Saved entries:
[Begin]

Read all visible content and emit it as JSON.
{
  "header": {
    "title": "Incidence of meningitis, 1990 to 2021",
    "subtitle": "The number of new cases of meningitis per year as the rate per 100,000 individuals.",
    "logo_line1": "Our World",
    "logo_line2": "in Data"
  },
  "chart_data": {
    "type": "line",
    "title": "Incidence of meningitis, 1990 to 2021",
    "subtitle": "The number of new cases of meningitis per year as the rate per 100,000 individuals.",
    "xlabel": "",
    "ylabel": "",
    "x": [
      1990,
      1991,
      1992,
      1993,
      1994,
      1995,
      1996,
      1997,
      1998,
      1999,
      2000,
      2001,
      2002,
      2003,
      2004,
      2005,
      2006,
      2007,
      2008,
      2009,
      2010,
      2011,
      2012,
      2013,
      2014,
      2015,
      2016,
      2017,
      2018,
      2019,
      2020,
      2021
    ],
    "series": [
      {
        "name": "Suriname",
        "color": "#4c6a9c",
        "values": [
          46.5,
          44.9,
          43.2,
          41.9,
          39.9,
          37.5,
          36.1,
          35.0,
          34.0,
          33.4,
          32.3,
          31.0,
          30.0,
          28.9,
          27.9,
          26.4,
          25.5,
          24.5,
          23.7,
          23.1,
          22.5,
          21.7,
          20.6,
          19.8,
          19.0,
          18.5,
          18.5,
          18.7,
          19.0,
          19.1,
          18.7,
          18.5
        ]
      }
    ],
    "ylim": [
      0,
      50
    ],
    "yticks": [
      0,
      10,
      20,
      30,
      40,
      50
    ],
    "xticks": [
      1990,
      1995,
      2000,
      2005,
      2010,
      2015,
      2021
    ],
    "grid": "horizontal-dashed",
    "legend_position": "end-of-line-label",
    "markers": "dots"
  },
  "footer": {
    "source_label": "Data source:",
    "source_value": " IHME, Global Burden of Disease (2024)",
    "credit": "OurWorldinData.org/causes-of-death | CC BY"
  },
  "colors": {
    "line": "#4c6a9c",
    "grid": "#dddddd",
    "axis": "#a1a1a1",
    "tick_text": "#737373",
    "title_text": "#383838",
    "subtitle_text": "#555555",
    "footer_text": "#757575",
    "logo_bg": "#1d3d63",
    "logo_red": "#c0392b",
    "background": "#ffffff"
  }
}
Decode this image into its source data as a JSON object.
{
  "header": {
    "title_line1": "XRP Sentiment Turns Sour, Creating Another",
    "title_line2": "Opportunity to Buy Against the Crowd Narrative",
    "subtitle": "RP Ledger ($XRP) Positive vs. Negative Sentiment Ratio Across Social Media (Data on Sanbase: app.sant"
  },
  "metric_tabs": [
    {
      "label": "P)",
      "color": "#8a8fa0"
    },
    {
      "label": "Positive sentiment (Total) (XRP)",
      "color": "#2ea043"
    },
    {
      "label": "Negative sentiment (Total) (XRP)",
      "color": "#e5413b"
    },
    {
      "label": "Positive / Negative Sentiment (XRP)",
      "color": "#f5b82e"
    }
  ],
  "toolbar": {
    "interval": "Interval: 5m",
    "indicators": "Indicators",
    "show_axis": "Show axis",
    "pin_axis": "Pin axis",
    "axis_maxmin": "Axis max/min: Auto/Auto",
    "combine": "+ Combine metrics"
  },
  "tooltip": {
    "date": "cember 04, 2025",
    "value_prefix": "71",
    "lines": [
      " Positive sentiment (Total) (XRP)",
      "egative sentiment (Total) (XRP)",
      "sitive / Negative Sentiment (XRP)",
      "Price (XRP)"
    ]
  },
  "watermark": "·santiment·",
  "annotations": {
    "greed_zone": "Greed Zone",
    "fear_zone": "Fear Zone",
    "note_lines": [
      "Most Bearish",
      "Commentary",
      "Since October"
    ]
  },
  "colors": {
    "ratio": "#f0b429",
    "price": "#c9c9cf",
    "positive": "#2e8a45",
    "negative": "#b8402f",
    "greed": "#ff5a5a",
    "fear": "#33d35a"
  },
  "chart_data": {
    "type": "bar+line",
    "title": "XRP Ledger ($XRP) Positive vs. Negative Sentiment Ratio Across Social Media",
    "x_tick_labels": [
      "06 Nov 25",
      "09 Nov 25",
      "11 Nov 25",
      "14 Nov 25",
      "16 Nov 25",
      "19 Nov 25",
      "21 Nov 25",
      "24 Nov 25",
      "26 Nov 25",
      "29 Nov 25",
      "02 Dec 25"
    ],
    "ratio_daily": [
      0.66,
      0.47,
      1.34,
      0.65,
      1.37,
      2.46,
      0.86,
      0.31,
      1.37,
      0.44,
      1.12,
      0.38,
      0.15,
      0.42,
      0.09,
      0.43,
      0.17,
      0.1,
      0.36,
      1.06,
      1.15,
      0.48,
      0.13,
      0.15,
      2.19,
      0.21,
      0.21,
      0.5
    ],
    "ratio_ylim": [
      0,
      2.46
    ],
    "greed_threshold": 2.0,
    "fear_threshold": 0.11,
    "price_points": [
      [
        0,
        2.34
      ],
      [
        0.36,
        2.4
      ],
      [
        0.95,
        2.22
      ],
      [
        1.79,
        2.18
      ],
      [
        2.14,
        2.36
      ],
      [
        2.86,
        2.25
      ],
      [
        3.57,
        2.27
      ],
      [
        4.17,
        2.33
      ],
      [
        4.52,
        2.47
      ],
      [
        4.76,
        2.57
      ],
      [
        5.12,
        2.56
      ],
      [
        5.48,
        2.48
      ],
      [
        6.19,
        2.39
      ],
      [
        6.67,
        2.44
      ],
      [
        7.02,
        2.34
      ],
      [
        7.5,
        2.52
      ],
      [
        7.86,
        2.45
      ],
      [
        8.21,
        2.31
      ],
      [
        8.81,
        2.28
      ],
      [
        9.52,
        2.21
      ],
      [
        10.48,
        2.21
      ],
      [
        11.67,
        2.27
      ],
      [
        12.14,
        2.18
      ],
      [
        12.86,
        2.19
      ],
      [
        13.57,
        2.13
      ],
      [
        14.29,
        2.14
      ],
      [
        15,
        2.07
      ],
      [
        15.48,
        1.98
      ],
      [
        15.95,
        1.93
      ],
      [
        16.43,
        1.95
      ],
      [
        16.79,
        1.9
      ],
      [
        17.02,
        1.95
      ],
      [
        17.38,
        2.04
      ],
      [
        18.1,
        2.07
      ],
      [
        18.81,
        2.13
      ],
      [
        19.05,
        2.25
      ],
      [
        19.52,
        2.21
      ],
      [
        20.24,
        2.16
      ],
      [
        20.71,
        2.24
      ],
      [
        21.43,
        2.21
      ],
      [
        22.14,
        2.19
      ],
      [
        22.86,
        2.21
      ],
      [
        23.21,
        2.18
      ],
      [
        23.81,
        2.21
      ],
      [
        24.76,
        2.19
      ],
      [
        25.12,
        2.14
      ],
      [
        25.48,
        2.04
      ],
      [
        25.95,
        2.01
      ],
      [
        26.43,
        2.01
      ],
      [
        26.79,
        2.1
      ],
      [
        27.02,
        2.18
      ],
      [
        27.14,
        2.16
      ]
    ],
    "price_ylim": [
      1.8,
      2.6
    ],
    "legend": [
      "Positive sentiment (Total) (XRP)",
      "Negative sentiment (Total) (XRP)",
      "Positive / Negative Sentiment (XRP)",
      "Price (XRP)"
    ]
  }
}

[End]

* _TASK DETAILS_:
The entries above must be returned in full, exactly as shown.

* _CORRECT ANSWER_:
Read all visible content and emit it as JSON.
{
  "header": {
    "title": "Incidence of meningitis, 1990 to 2021",
    "subtitle": "The number of new cases of meningitis per year as the rate per 100,000 individuals.",
    "logo_line1": "Our World",
    "logo_line2": "in Data"
  },
  "chart_data": {
    "type": "line",
    "title": "Incidence of meningitis, 1990 to 2021",
    "subtitle": "The number of new cases of meningitis per year as the rate per 100,000 individuals.",
    "xlabel": "",
    "ylabel": "",
    "x": [
      1990,
      1991,
      1992,
      1993,
      1994,
      1995,
      1996,
      1997,
      1998,
      1999,
      2000,
      2001,
      2002,
      2003,
      2004,
      2005,
      2006,
      2007,
      2008,
      2009,
      2010,
      2011,
      2012,
      2013,
      2014,
      2015,
      2016,
      2017,
      2018,
      2019,
      2020,
      2021
    ],
    "series": [
      {
        "name": "Suriname",
        "color": "#4c6a9c",
        "values": [
          46.5,
          44.9,
          43.2,
          41.9,
          39.9,
          37.5,
          36.1,
          35.0,
          34.0,
          33.4,
          32.3,
          31.0,
          30.0,
          28.9,
          27.9,
          26.4,
          25.5,
          24.5,
          23.7,
          23.1,
          22.5,
          21.7,
          20.6,
          19.8,
          19.0,
          18.5,
          18.5,
          18.7,
          19.0,
          19.1,
          18.7,
          18.5
        ]
      }
    ],
    "ylim": [
      0,
      50
    ],
    "yticks": [
      0,
      10,
      20,
      30,
      40,
      50
    ],
    "xticks": [
      1990,
      1995,
      2000,
      2005,
      2010,
      2015,
      2021
    ],
    "grid": "horizontal-dashed",
    "legend_position": "end-of-line-label",
    "markers": "dots"
  },
  "footer": {
    "source_label": "Data source:",
    "source_value": " IHME, Global Burden of Disease (2024)",
    "credit": "OurWorldinData.org/causes-of-death | CC BY"
  },
  "colors": {
    "line": "#4c6a9c",
    "grid": "#dddddd",
    "axis": "#a1a1a1",
    "tick_text": "#737373",
    "title_text": "#383838",
    "subtitle_text": "#555555",
    "footer_text": "#757575",
    "logo_bg": "#1d3d63",
    "logo_red": "#c0392b",
    "background": "#ffffff"
  }
}
Decode this image into its source data as a JSON object.
{
  "header": {
    "title_line1": "XRP Sentiment Turns Sour, Creating Another",
    "title_line2": "Opportunity to Buy Against the Crowd Narrative",
    "subtitle": "RP Ledger ($XRP) Positive vs. Negative Sentiment Ratio Across Social Media (Data on Sanbase: app.sant"
  },
  "metric_tabs": [
    {
      "label": "P)",
      "color": "#8a8fa0"
    },
    {
      "label": "Positive sentiment (Total) (XRP)",
      "color": "#2ea043"
    },
    {
      "label": "Negative sentiment (Total) (XRP)",
      "color": "#e5413b"
    },
    {
      "label": "Positive / Negative Sentiment (XRP)",
      "color": "#f5b82e"
    }
  ],
  "toolbar": {
    "interval": "Interval: 5m",
    "indicators": "Indicators",
    "show_axis": "Show axis",
    "pin_axis": "Pin axis",
    "axis_maxmin": "Axis max/min: Auto/Auto",
    "combine": "+ Combine metrics"
  },
  "tooltip": {
    "date": "cember 04, 2025",
    "value_prefix": "71",
    "lines": [
      " Positive sentiment (Total) (XRP)",
      "egative sentiment (Total) (XRP)",
      "sitive / Negative Sentiment (XRP)",
      "Price (XRP)"
    ]
  },
  "watermark": "·santiment·",
  "annotations": {
    "greed_zone": "Greed Zone",
    "fear_zone": "Fear Zone",
    "note_lines": [
      "Most Bearish",
      "Commentary",
      "Since October"
    ]
  },
  "colors": {
    "ratio": "#f0b429",
    "price": "#c9c9cf",
    "positive": "#2e8a45",
    "negative": "#b8402f",
    "greed": "#ff5a5a",
    "fear": "#33d35a"
  },
  "chart_data": {
    "type": "bar+line",
    "title": "XRP Ledger ($XRP) Positive vs. Negative Sentiment Ratio Across Social Media",
    "x_tick_labels": [
      "06 Nov 25",
      "09 Nov 25",
      "11 Nov 25",
      "14 Nov 25",
      "16 Nov 25",
      "19 Nov 25",
      "21 Nov 25",
      "24 Nov 25",
      "26 Nov 25",
      "29 Nov 25",
      "02 Dec 25"
    ],
    "ratio_daily": [
      0.66,
      0.47,
      1.34,
      0.65,
      1.37,
      2.46,
      0.86,
      0.31,
      1.37,
      0.44,
      1.12,
      0.38,
      0.15,
      0.42,
      0.09,
      0.43,
      0.17,
      0.1,
      0.36,
      1.06,
      1.15,
      0.48,
      0.13,
      0.15,
      2.19,
      0.21,
      0.21,
      0.5
    ],
    "ratio_ylim": [
      0,
      2.46
    ],
    "greed_threshold": 2.0,
    "fear_threshold": 0.11,
    "price_points": [
      [
        0,
        2.34
      ],
      [
        0.36,
        2.4
      ],
      [
        0.95,
        2.22
      ],
      [
        1.79,
        2.18
      ],
      [
        2.14,
        2.36
      ],
      [
        2.86,
        2.25
      ],
      [
        3.57,
        2.27
      ],
      [
        4.17,
        2.33
      ],
      [
        4.52,
        2.47
      ],
      [
        4.76,
        2.57
      ],
      [
        5.12,
        2.56
      ],
      [
        5.48,
        2.48
      ],
      [
        6.19,
        2.39
      ],
      [
        6.67,
        2.44
      ],
      [
        7.02,
        2.34
      ],
      [
        7.5,
        2.52
      ],
      [
        7.86,
        2.45
      ],
      [
        8.21,
        2.31
      ],
      [
        8.81,
        2.28
      ],
      [
        9.52,
        2.21
      ],
      [
        10.48,
        2.21
      ],
      [
        11.67,
        2.27
      ],
      [
        12.14,
        2.18
      ],
      [
        12.86,
        2.19
      ],
      [
        13.57,
        2.13
      ],
      [
        14.29,
        2.14
      ],
      [
        15,
        2.07
      ],
      [
        15.48,
        1.98
      ],
      [
        15.95,
        1.93
      ],
      [
        16.43,
        1.95
      ],
      [
        16.79,
        1.9
      ],
      [
        17.02,
        1.95
      ],
      [
        17.38,
        2.04
      ],
      [
        18.1,
        2.07
      ],
      [
        18.81,
        2.13
      ],
      [
        19.05,
        2.25
      ],
      [
        19.52,
        2.21
      ],
      [
        20.24,
        2.16
      ],
      [
        20.71,
        2.24
      ],
      [
        21.43,
        2.21
      ],
      [
        22.14,
        2.19
      ],
      [
        22.86,
        2.21
      ],
      [
        23.21,
        2.18
      ],
      [
        23.81,
        2.21
      ],
      [
        24.76,
        2.19
      ],
      [
        25.12,
        2.14
      ],
      [
        25.48,
        2.04
      ],
      [
        25.95,
        2.01
      ],
      [
        26.43,
        2.01
      ],
      [
        26.79,
        2.1
      ],
      [
        27.02,
        2.18
      ],
      [
        27.14,
        2.16
      ]
    ],
    "price_ylim": [
      1.8,
      2.6
    ],
    "legend": [
      "Positive sentiment (Total) (XRP)",
      "Negative sentiment (Total) (XRP)",
      "Positive / Negative Sentiment (XRP)",
      "Price (XRP)"
    ]
  }
}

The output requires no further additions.